Data supplied:
┌──

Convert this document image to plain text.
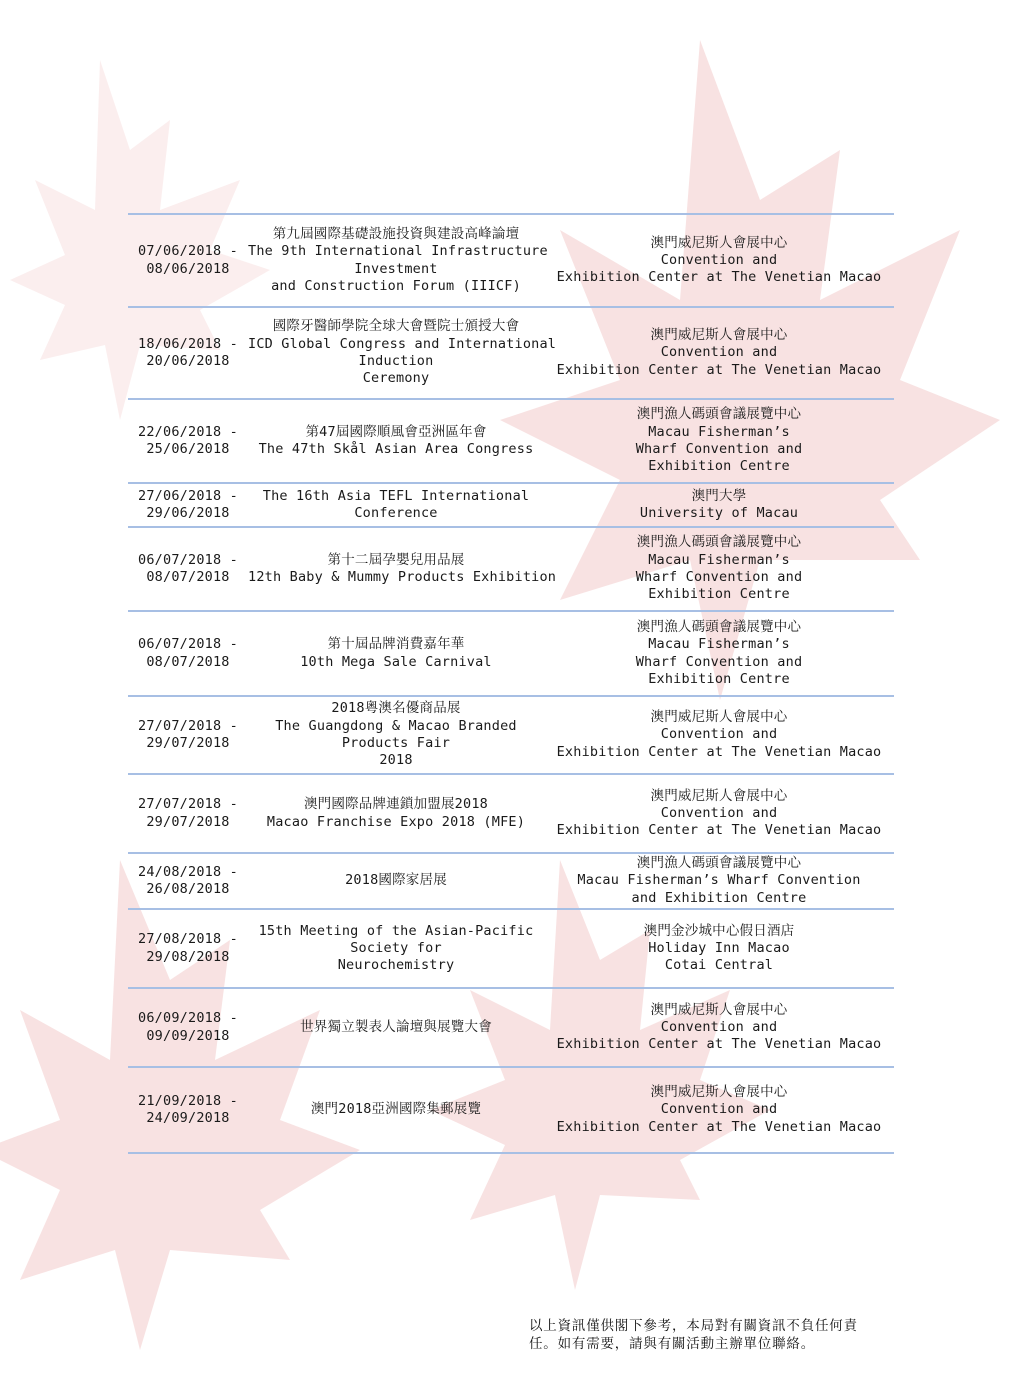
07/06/2018 -
08/06/2018
第九屆國際基礎設施投資與建設高峰論壇
The 9th International Infrastructure
Investment
and Construction Forum (IIICF)
澳門威尼斯人會展中心
Convention and
Exhibition Center at The Venetian Macao
18/06/2018 -
20/06/2018
國際牙醫師學院全球大會暨院士頒授大會
ICD Global Congress and International
Induction
Ceremony
澳門威尼斯人會展中心
Convention and
Exhibition Center at The Venetian Macao
22/06/2018 -
25/06/2018
第47屆國際順風會亞洲區年會
The 47th Skål Asian Area Congress
澳門漁人碼頭會議展覽中心
Macau Fisherman’s
Wharf Convention and
Exhibition Centre
27/06/2018 -
29/06/2018
The 16th Asia TEFL International
Conference
澳門大學
University of Macau
06/07/2018 -
08/07/2018
第十二屆孕嬰兒用品展
12th Baby & Mummy Products Exhibition
澳門漁人碼頭會議展覽中心
Macau Fisherman’s
Wharf Convention and
Exhibition Centre
06/07/2018 -
08/07/2018
第十屆品牌消費嘉年華
10th Mega Sale Carnival
澳門漁人碼頭會議展覽中心
Macau Fisherman’s
Wharf Convention and
Exhibition Centre
27/07/2018 -
29/07/2018
2018粵澳名優商品展
The Guangdong & Macao Branded
Products Fair
2018
澳門威尼斯人會展中心
Convention and
Exhibition Center at The Venetian Macao
27/07/2018 -
29/07/2018
澳門國際品牌連鎖加盟展2018
Macao Franchise Expo 2018 (MFE)
澳門威尼斯人會展中心
Convention and
Exhibition Center at The Venetian Macao
24/08/2018 -
26/08/2018
2018國際家居展
澳門漁人碼頭會議展覽中心
Macau Fisherman’s Wharf Convention
and Exhibition Centre
27/08/2018 -
29/08/2018
15th Meeting of the Asian-Pacific
Society for
Neurochemistry
澳門金沙城中心假日酒店
Holiday Inn Macao
Cotai Central
06/09/2018 -
09/09/2018
世界獨立製表人論壇與展覽大會
澳門威尼斯人會展中心
Convention and
Exhibition Center at The Venetian Macao
21/09/2018 -
24/09/2018
澳門2018亞洲國際集郵展覽
澳門威尼斯人會展中心
Convention and
Exhibition Center at The Venetian Macao
以上資訊僅供閣下參考，本局對有關資訊不負任何責
任。如有需要，請與有關活動主辦單位聯絡。
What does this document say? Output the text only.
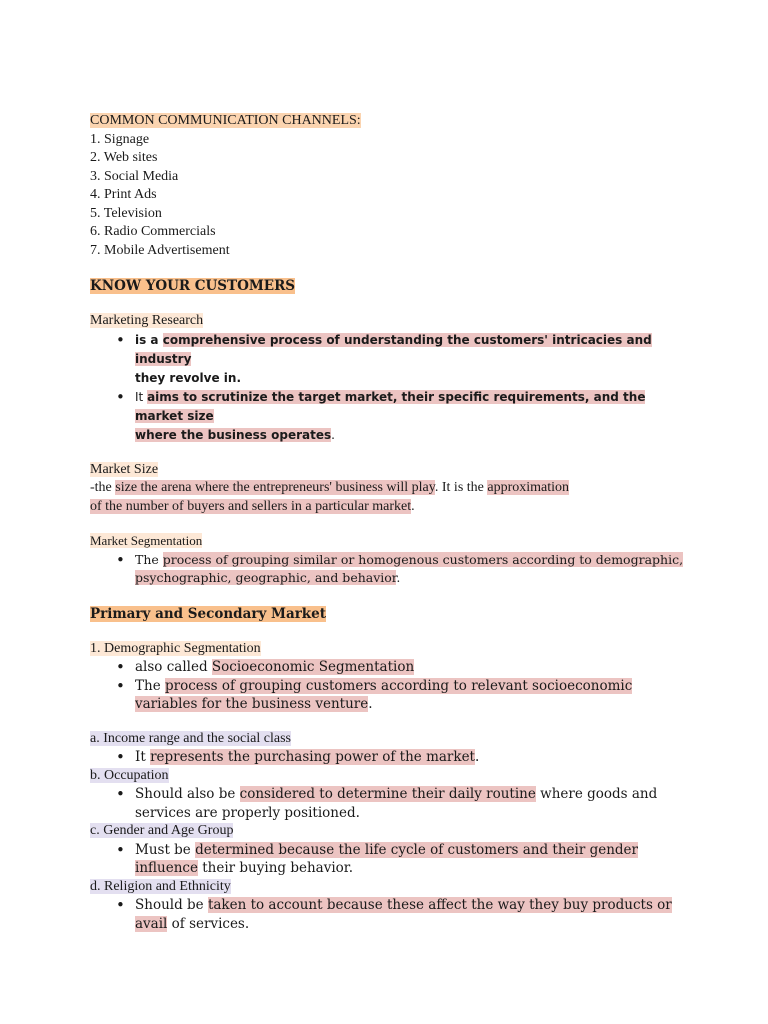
COMMON COMMUNICATION CHANNELS:
1. Signage
2. Web sites
3. Social Media
4. Print Ads
5. Television
6. Radio Commercials
7. Mobile Advertisement
KNOW YOUR CUSTOMERS
Marketing Research
• is a comprehensive process of understanding the customers' intricacies and industry
they revolve in.
• It aims to scrutinize the target market, their specific requirements, and the market size
where the business operates.
Market Size
-the size the arena where the entrepreneurs' business will play. It is the approximation
of the number of buyers and sellers in a particular market.
Market Segmentation
• The process of grouping similar or homogenous customers according to demographic,
psychographic, geographic, and behavior.
Primary and Secondary Market
1. Demographic Segmentation
• also called Socioeconomic Segmentation
• The process of grouping customers according to relevant socioeconomic
variables for the business venture.
a. Income range and the social class
• It represents the purchasing power of the market.
b. Occupation
• Should also be considered to determine their daily routine where goods and
services are properly positioned.
c. Gender and Age Group
• Must be determined because the life cycle of customers and their gender
influence their buying behavior.
d. Religion and Ethnicity
• Should be taken to account because these affect the way they buy products or
avail of services.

└──

What to work on: Every line is to be duplicated exactly, though pictures stay out.

Full answer:
Convert this document image to plain text.
07/06/2018 -
08/06/2018
第九屆國際基礎設施投資與建設高峰論壇
The 9th International Infrastructure
Investment
and Construction Forum (IIICF)
澳門威尼斯人會展中心
Convention and
Exhibition Center at The Venetian Macao
18/06/2018 -
20/06/2018
國際牙醫師學院全球大會暨院士頒授大會
ICD Global Congress and International
Induction
Ceremony
澳門威尼斯人會展中心
Convention and
Exhibition Center at The Venetian Macao
22/06/2018 -
25/06/2018
第47屆國際順風會亞洲區年會
The 47th Skål Asian Area Congress
澳門漁人碼頭會議展覽中心
Macau Fisherman’s
Wharf Convention and
Exhibition Centre
27/06/2018 -
29/06/2018
The 16th Asia TEFL International
Conference
澳門大學
University of Macau
06/07/2018 -
08/07/2018
第十二屆孕嬰兒用品展
12th Baby & Mummy Products Exhibition
澳門漁人碼頭會議展覽中心
Macau Fisherman’s
Wharf Convention and
Exhibition Centre
06/07/2018 -
08/07/2018
第十屆品牌消費嘉年華
10th Mega Sale Carnival
澳門漁人碼頭會議展覽中心
Macau Fisherman’s
Wharf Convention and
Exhibition Centre
27/07/2018 -
29/07/2018
2018粵澳名優商品展
The Guangdong & Macao Branded
Products Fair
2018
澳門威尼斯人會展中心
Convention and
Exhibition Center at The Venetian Macao
27/07/2018 -
29/07/2018
澳門國際品牌連鎖加盟展2018
Macao Franchise Expo 2018 (MFE)
澳門威尼斯人會展中心
Convention and
Exhibition Center at The Venetian Macao
24/08/2018 -
26/08/2018
2018國際家居展
澳門漁人碼頭會議展覽中心
Macau Fisherman’s Wharf Convention
and Exhibition Centre
27/08/2018 -
29/08/2018
15th Meeting of the Asian-Pacific
Society for
Neurochemistry
澳門金沙城中心假日酒店
Holiday Inn Macao
Cotai Central
06/09/2018 -
09/09/2018
世界獨立製表人論壇與展覽大會
澳門威尼斯人會展中心
Convention and
Exhibition Center at The Venetian Macao
21/09/2018 -
24/09/2018
澳門2018亞洲國際集郵展覽
澳門威尼斯人會展中心
Convention and
Exhibition Center at The Venetian Macao
以上資訊僅供閣下參考，本局對有關資訊不負任何責
任。如有需要，請與有關活動主辦單位聯絡。
What does this document say? Output the text only.
COMMON COMMUNICATION CHANNELS:
1. Signage
2. Web sites
3. Social Media
4. Print Ads
5. Television
6. Radio Commercials
7. Mobile Advertisement
KNOW YOUR CUSTOMERS
Marketing Research
• is a comprehensive process of understanding the customers' intricacies and industry
they revolve in.
• It aims to scrutinize the target market, their specific requirements, and the market size
where the business operates.
Market Size
-the size the arena where the entrepreneurs' business will play. It is the approximation
of the number of buyers and sellers in a particular market.
Market Segmentation
• The process of grouping similar or homogenous customers according to demographic,
psychographic, geographic, and behavior.
Primary and Secondary Market
1. Demographic Segmentation
• also called Socioeconomic Segmentation
• The process of grouping customers according to relevant socioeconomic
variables for the business venture.
a. Income range and the social class
• It represents the purchasing power of the market.
b. Occupation
• Should also be considered to determine their daily routine where goods and
services are properly positioned.
c. Gender and Age Group
• Must be determined because the life cycle of customers and their gender
influence their buying behavior.
d. Religion and Ethnicity
• Should be taken to account because these affect the way they buy products or
avail of services.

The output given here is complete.